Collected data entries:
========================

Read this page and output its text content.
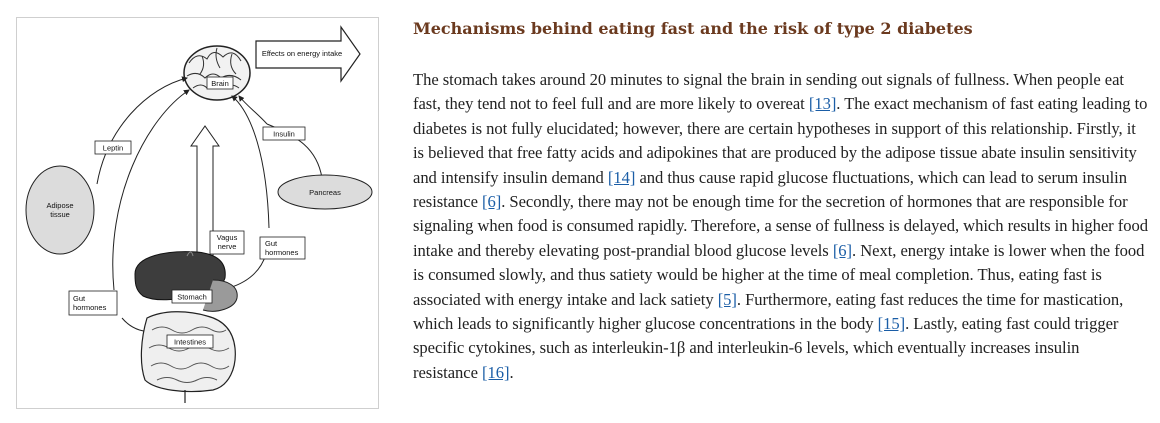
Brain
Effects on energy intake
Leptin
Insulin
Pancreas
Adipose
tissue
Vagus
nerve	Gut
hormones
Gut
hormones
Stomach
Intestines
Mechanisms behind eating fast and the risk of type 2 diabetes

The stomach takes around 20 minutes to signal the brain in sending out signals of fullness. When people eat fast, they tend not to feel full and are more likely to overeat [13]. The exact mechanism of fast eating leading to diabetes is not fully elucidated; however, there are certain hypotheses in support of this relationship. Firstly, it is believed that free fatty acids and adipokines that are produced by the adipose tissue abate insulin sensitivity and intensify insulin demand [14] and thus cause rapid glucose fluctuations, which can lead to serum insulin resistance [6]. Secondly, there may not be enough time for the secretion of hormones that are responsible for signaling when food is consumed rapidly. Therefore, a sense of fullness is delayed, which results in higher food intake and thereby elevating post-prandial blood glucose levels [6]. Next, energy intake is lower when the food is consumed slowly, and thus satiety would be higher at the time of meal completion. Thus, eating fast is associated with energy intake and lack satiety [5]. Furthermore, eating fast reduces the time for mastication, which leads to significantly higher glucose concentrations in the body [15]. Lastly, eating fast could trigger specific cytokines, such as interleukin-1β and interleukin-6 levels, which eventually increases insulin resistance [16].
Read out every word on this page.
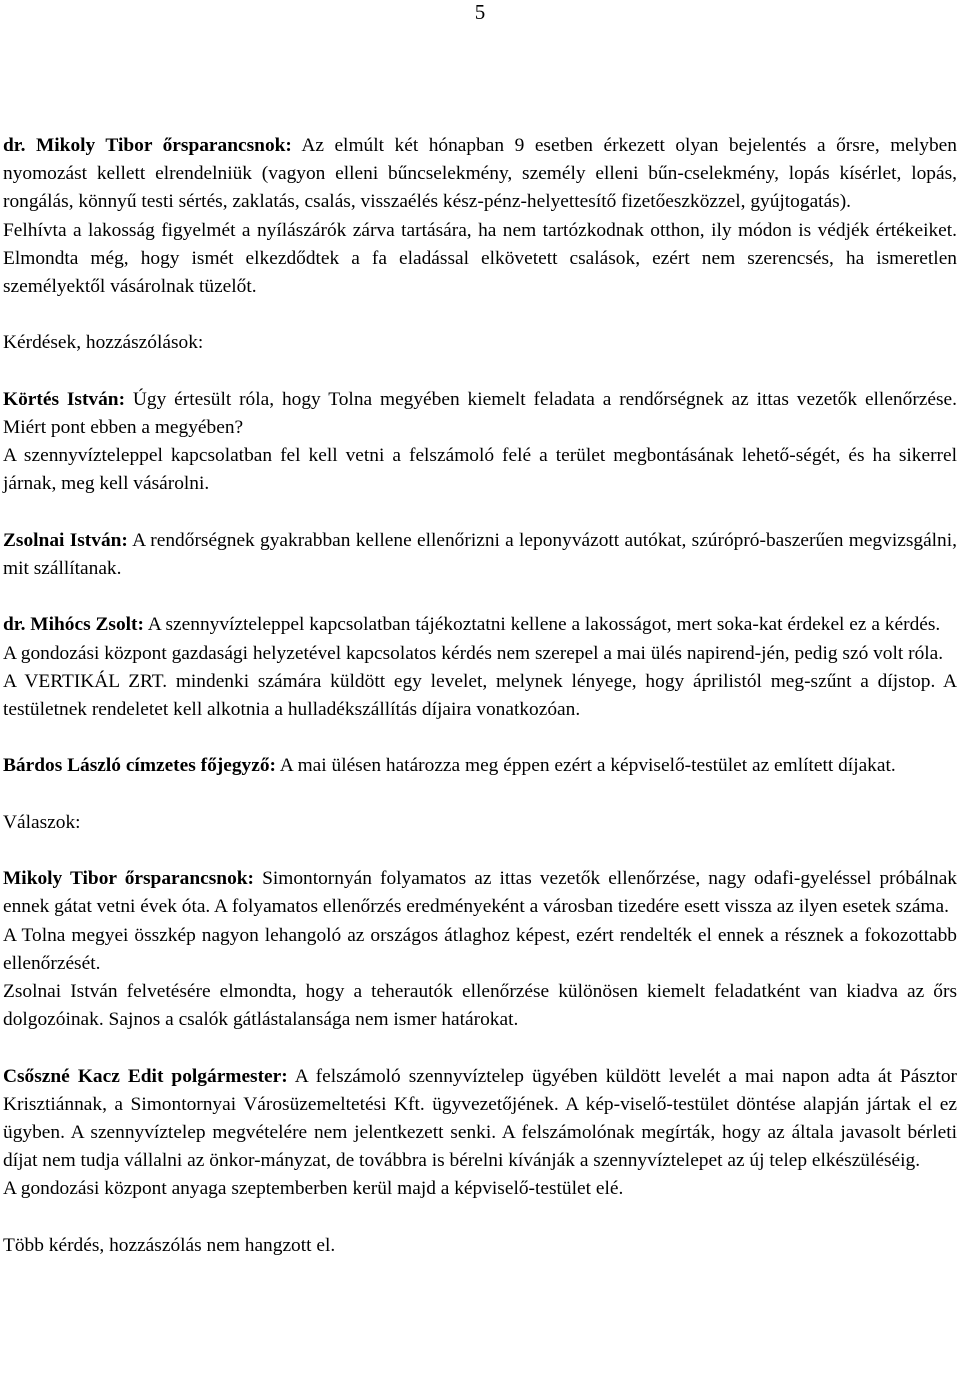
5

dr. Mikoly Tibor őrsparancsnok: Az elmúlt két hónapban 9 esetben érkezett olyan bejelentés a őrsre, melyben nyomozást kellett elrendelniük (vagyon elleni bűncselekmény, személy elleni bűn-cselekmény, lopás kísérlet, lopás, rongálás, könnyű testi sértés, zaklatás, csalás, visszaélés kész-pénz-helyettesítő fizetőeszközzel, gyújtogatás).

Felhívta a lakosság figyelmét a nyílászárók zárva tartására, ha nem tartózkodnak otthon, ily módon is védjék értékeiket. Elmondta még, hogy ismét elkezdődtek a fa eladással elkövetett csalások, ezért nem szerencsés, ha ismeretlen személyektől vásárolnak tüzelőt.

Kérdések, hozzászólások:

Körtés István: Úgy értesült róla, hogy Tolna megyében kiemelt feladata a rendőrségnek az ittas vezetők ellenőrzése. Miért pont ebben a megyében?

A szennyvízteleppel kapcsolatban fel kell vetni a felszámoló felé a terület megbontásának lehető-ségét, és ha sikerrel járnak, meg kell vásárolni.

Zsolnai István: A rendőrségnek gyakrabban kellene ellenőrizni a leponyvázott autókat, szúrópró-baszerűen megvizsgálni, mit szállítanak.

dr. Mihócs Zsolt: A szennyvízteleppel kapcsolatban tájékoztatni kellene a lakosságot, mert soka-kat érdekel ez a kérdés.

A gondozási központ gazdasági helyzetével kapcsolatos kérdés nem szerepel a mai ülés napirend-jén, pedig szó volt róla.

A VERTIKÁL ZRT. mindenki számára küldött egy levelet, melynek lényege, hogy áprilistól meg-szűnt a díjstop. A testületnek rendeletet kell alkotnia a hulladékszállítás díjaira vonatkozóan.

Bárdos László címzetes főjegyző: A mai ülésen határozza meg éppen ezért a képviselő-testület az említett díjakat.

Válaszok:

Mikoly Tibor őrsparancsnok: Simontornyán folyamatos az ittas vezetők ellenőrzése, nagy odafi-gyeléssel próbálnak ennek gátat vetni évek óta. A folyamatos ellenőrzés eredményeként a városban tizedére esett vissza az ilyen esetek száma.

A Tolna megyei összkép nagyon lehangoló az országos átlaghoz képest, ezért rendelték el ennek a résznek a fokozottabb ellenőrzését.

Zsolnai István felvetésére elmondta, hogy a teherautók ellenőrzése különösen kiemelt feladatként van kiadva az őrs dolgozóinak. Sajnos a csalók gátlástalansága nem ismer határokat.

Csőszné Kacz Edit polgármester: A felszámoló szennyvíztelep ügyében küldött levelét a mai napon adta át Pásztor Krisztiánnak, a Simontornyai Városüzemeltetési Kft. ügyvezetőjének. A kép-viselő-testület döntése alapján jártak el ez ügyben. A szennyvíztelep megvételére nem jelentkezett senki. A felszámolónak megírták, hogy az általa javasolt bérleti díjat nem tudja vállalni az önkor-mányzat, de továbbra is bérelni kívánják a szennyvíztelepet az új telep elkészüléséig.

A gondozási központ anyaga szeptemberben kerül majd a képviselő-testület elé.

Több kérdés, hozzászólás nem hangzott el.
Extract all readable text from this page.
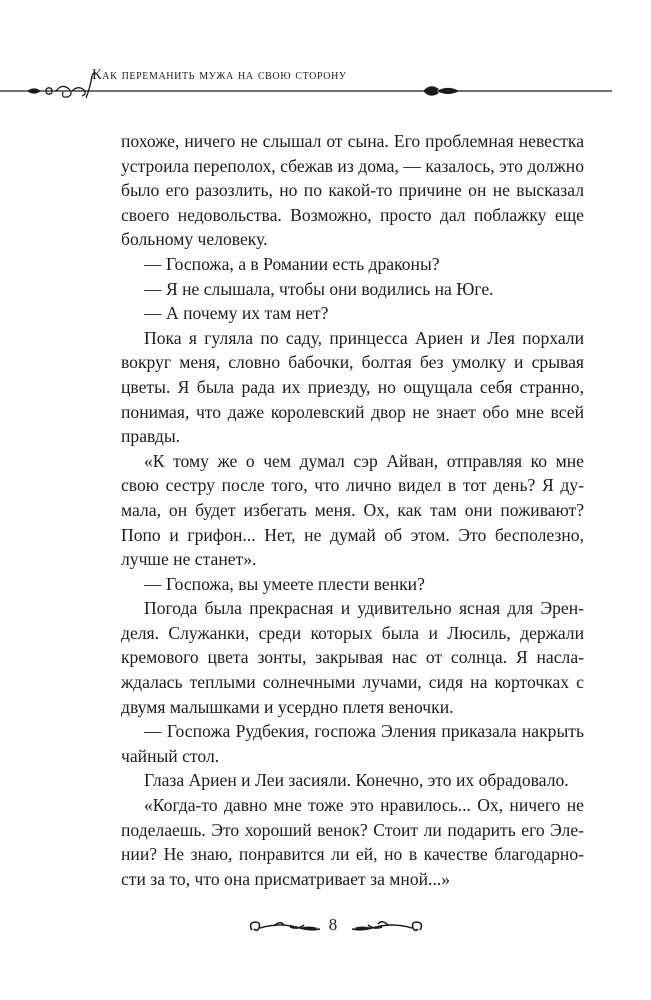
Как переманить мужа на свою сторону

похоже, ничего не слышал от сына. Его проблемная невестка устроила переполох, сбежав из дома, — казалось, это должно было его разозлить, но по какой-то причине он не высказал своего недовольства. Возможно, просто дал поблажку еще больному человеку.

— Госпожа, а в Романии есть драконы?

— Я не слышала, чтобы они водились на Юге.

— А почему их там нет?

Пока я гуляла по саду, принцесса Ариен и Лея порхали вокруг меня, словно бабочки, болтая без умолку и срывая цветы. Я была рада их приезду, но ощущала себя странно, понимая, что даже королевский двор не знает обо мне всей правды.

«К тому же о чем думал сэр Айван, отправляя ко мне свою сестру после того, что лично видел в тот день? Я думала, он будет избегать меня. Ох, как там они поживают? Попо и грифон... Нет, не думай об этом. Это бесполезно, лучше не станет».

— Госпожа, вы умеете плести венки?

Погода была прекрасная и удивительно ясная для Эренделя. Служанки, среди которых была и Люсиль, держали кремового цвета зонты, закрывая нас от солнца. Я наслаждалась теплыми солнечными лучами, сидя на корточках с двумя малышками и усердно плетя веночки.

— Госпожа Рудбекия, госпожа Эления приказала накрыть чайный стол.

Глаза Ариен и Леи засияли. Конечно, это их обрадовало.

«Когда-то давно мне тоже это нравилось... Ох, ничего не поделаешь. Это хороший венок? Стоит ли подарить его Элении? Не знаю, понравится ли ей, но в качестве благодарности за то, что она присматривает за мной...»

8
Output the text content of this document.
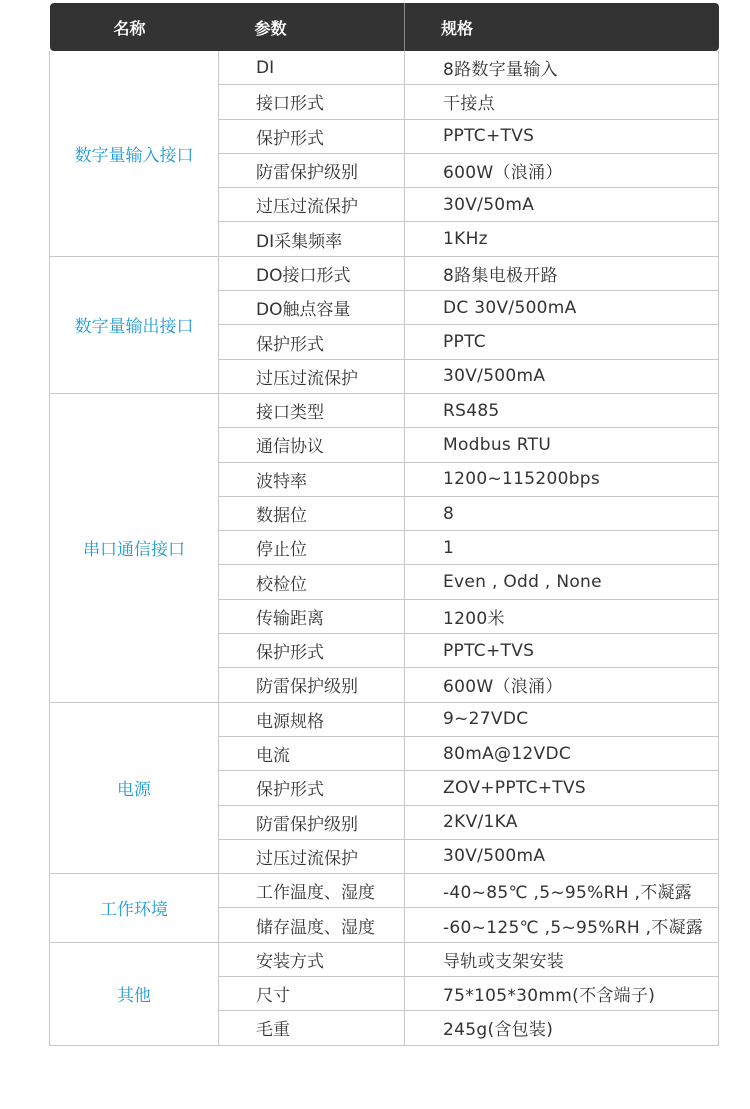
名称	参数	规格
数字量输入接口	DI	8路数字量输入
	接口形式	干接点
	保护形式	PPTC+TVS
	防雷保护级别	600W（浪涌）
	过压过流保护	30V/50mA
	DI采集频率	1KHz
数字量输出接口	DO接口形式	8路集电极开路
	DO触点容量	DC 30V/500mA
	保护形式	PPTC
	过压过流保护	30V/500mA
串口通信接口	接口类型	RS485
	通信协议	Modbus RTU
	波特率	1200~115200bps
	数据位	8
	停止位	1
	校检位	Even , Odd , None
	传输距离	1200米
	保护形式	PPTC+TVS
	防雷保护级别	600W（浪涌）
电源	电源规格	9~27VDC
	电流	80mA@12VDC
	保护形式	ZOV+PPTC+TVS
	防雷保护级别	2KV/1KA
	过压过流保护	30V/500mA
工作环境	工作温度、湿度	-40~85℃ ,5~95%RH ,不凝露
	储存温度、湿度	-60~125℃ ,5~95%RH ,不凝露
其他	安装方式	导轨或支架安装
	尺寸	75*105*30mm(不含端子)
	毛重	245g(含包装)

========================

■ Problem to solve ■
Print the complete listing exactly as it stands, without its pictures.

■ Response for this exercise ■
Read this page and output its text content.
Brain
Effects on energy intake
Leptin
Insulin
Pancreas
Adipose
tissue
Vagus
nerve	Gut
hormones
Gut
hormones
Stomach
Intestines
Mechanisms behind eating fast and the risk of type 2 diabetes

The stomach takes around 20 minutes to signal the brain in sending out signals of fullness. When people eat fast, they tend not to feel full and are more likely to overeat [13]. The exact mechanism of fast eating leading to diabetes is not fully elucidated; however, there are certain hypotheses in support of this relationship. Firstly, it is believed that free fatty acids and adipokines that are produced by the adipose tissue abate insulin sensitivity and intensify insulin demand [14] and thus cause rapid glucose fluctuations, which can lead to serum insulin resistance [6]. Secondly, there may not be enough time for the secretion of hormones that are responsible for signaling when food is consumed rapidly. Therefore, a sense of fullness is delayed, which results in higher food intake and thereby elevating post-prandial blood glucose levels [6]. Next, energy intake is lower when the food is consumed slowly, and thus satiety would be higher at the time of meal completion. Thus, eating fast is associated with energy intake and lack satiety [5]. Furthermore, eating fast reduces the time for mastication, which leads to significantly higher glucose concentrations in the body [15]. Lastly, eating fast could trigger specific cytokines, such as interleukin-1β and interleukin-6 levels, which eventually increases insulin resistance [16].
Read out every word on this page.
5

dr. Mikoly Tibor őrsparancsnok: Az elmúlt két hónapban 9 esetben érkezett olyan bejelentés a őrsre, melyben nyomozást kellett elrendelniük (vagyon elleni bűncselekmény, személy elleni bűn-cselekmény, lopás kísérlet, lopás, rongálás, könnyű testi sértés, zaklatás, csalás, visszaélés kész-pénz-helyettesítő fizetőeszközzel, gyújtogatás).

Felhívta a lakosság figyelmét a nyílászárók zárva tartására, ha nem tartózkodnak otthon, ily módon is védjék értékeiket. Elmondta még, hogy ismét elkezdődtek a fa eladással elkövetett csalások, ezért nem szerencsés, ha ismeretlen személyektől vásárolnak tüzelőt.

Kérdések, hozzászólások:

Körtés István: Úgy értesült róla, hogy Tolna megyében kiemelt feladata a rendőrségnek az ittas vezetők ellenőrzése. Miért pont ebben a megyében?

A szennyvízteleppel kapcsolatban fel kell vetni a felszámoló felé a terület megbontásának lehető-ségét, és ha sikerrel járnak, meg kell vásárolni.

Zsolnai István: A rendőrségnek gyakrabban kellene ellenőrizni a leponyvázott autókat, szúrópró-baszerűen megvizsgálni, mit szállítanak.

dr. Mihócs Zsolt: A szennyvízteleppel kapcsolatban tájékoztatni kellene a lakosságot, mert soka-kat érdekel ez a kérdés.

A gondozási központ gazdasági helyzetével kapcsolatos kérdés nem szerepel a mai ülés napirend-jén, pedig szó volt róla.

A VERTIKÁL ZRT. mindenki számára küldött egy levelet, melynek lényege, hogy áprilistól meg-szűnt a díjstop. A testületnek rendeletet kell alkotnia a hulladékszállítás díjaira vonatkozóan.

Bárdos László címzetes főjegyző: A mai ülésen határozza meg éppen ezért a képviselő-testület az említett díjakat.

Válaszok:

Mikoly Tibor őrsparancsnok: Simontornyán folyamatos az ittas vezetők ellenőrzése, nagy odafi-gyeléssel próbálnak ennek gátat vetni évek óta. A folyamatos ellenőrzés eredményeként a városban tizedére esett vissza az ilyen esetek száma.

A Tolna megyei összkép nagyon lehangoló az országos átlaghoz képest, ezért rendelték el ennek a résznek a fokozottabb ellenőrzését.

Zsolnai István felvetésére elmondta, hogy a teherautók ellenőrzése különösen kiemelt feladatként van kiadva az őrs dolgozóinak. Sajnos a csalók gátlástalansága nem ismer határokat.

Csőszné Kacz Edit polgármester: A felszámoló szennyvíztelep ügyében küldött levelét a mai napon adta át Pásztor Krisztiánnak, a Simontornyai Városüzemeltetési Kft. ügyvezetőjének. A kép-viselő-testület döntése alapján jártak el ez ügyben. A szennyvíztelep megvételére nem jelentkezett senki. A felszámolónak megírták, hogy az általa javasolt bérleti díjat nem tudja vállalni az önkor-mányzat, de továbbra is bérelni kívánják a szennyvíztelepet az új telep elkészüléséig.

A gondozási központ anyaga szeptemberben kerül majd a képviselő-testület elé.

Több kérdés, hozzászólás nem hangzott el.
Extract all readable text from this page.
Как переманить мужа на свою сторону

похоже, ничего не слышал от сына. Его проблемная невестка устроила переполох, сбежав из дома, — казалось, это должно было его разозлить, но по какой-то причине он не высказал своего недовольства. Возможно, просто дал поблажку еще больному человеку.

— Госпожа, а в Романии есть драконы?

— Я не слышала, чтобы они водились на Юге.

— А почему их там нет?

Пока я гуляла по саду, принцесса Ариен и Лея порхали вокруг меня, словно бабочки, болтая без умолку и срывая цветы. Я была рада их приезду, но ощущала себя странно, понимая, что даже королевский двор не знает обо мне всей правды.

«К тому же о чем думал сэр Айван, отправляя ко мне свою сестру после того, что лично видел в тот день? Я думала, он будет избегать меня. Ох, как там они поживают? Попо и грифон... Нет, не думай об этом. Это бесполезно, лучше не станет».

— Госпожа, вы умеете плести венки?

Погода была прекрасная и удивительно ясная для Эренделя. Служанки, среди которых была и Люсиль, держали кремового цвета зонты, закрывая нас от солнца. Я наслаждалась теплыми солнечными лучами, сидя на корточках с двумя малышками и усердно плетя веночки.

— Госпожа Рудбекия, госпожа Эления приказала накрыть чайный стол.

Глаза Ариен и Леи засияли. Конечно, это их обрадовало.

«Когда-то давно мне тоже это нравилось... Ох, ничего не поделаешь. Это хороший венок? Стоит ли подарить его Элении? Не знаю, понравится ли ей, но в качестве благодарности за то, что она присматривает за мной...»

8
Output the text content of this document.
名称	参数	规格
数字量输入接口	DI	8路数字量输入
	接口形式	干接点
	保护形式	PPTC+TVS
	防雷保护级别	600W（浪涌）
	过压过流保护	30V/50mA
	DI采集频率	1KHz
数字量输出接口	DO接口形式	8路集电极开路
	DO触点容量	DC 30V/500mA
	保护形式	PPTC
	过压过流保护	30V/500mA
串口通信接口	接口类型	RS485
	通信协议	Modbus RTU
	波特率	1200~115200bps
	数据位	8
	停止位	1
	校检位	Even , Odd , None
	传输距离	1200米
	保护形式	PPTC+TVS
	防雷保护级别	600W（浪涌）
电源	电源规格	9~27VDC
	电流	80mA@12VDC
	保护形式	ZOV+PPTC+TVS
	防雷保护级别	2KV/1KA
	过压过流保护	30V/500mA
工作环境	工作温度、湿度	-40~85℃ ,5~95%RH ,不凝露
	储存温度、湿度	-60~125℃ ,5~95%RH ,不凝露
其他	安装方式	导轨或支架安装
	尺寸	75*105*30mm(不含端子)
	毛重	245g(含包装)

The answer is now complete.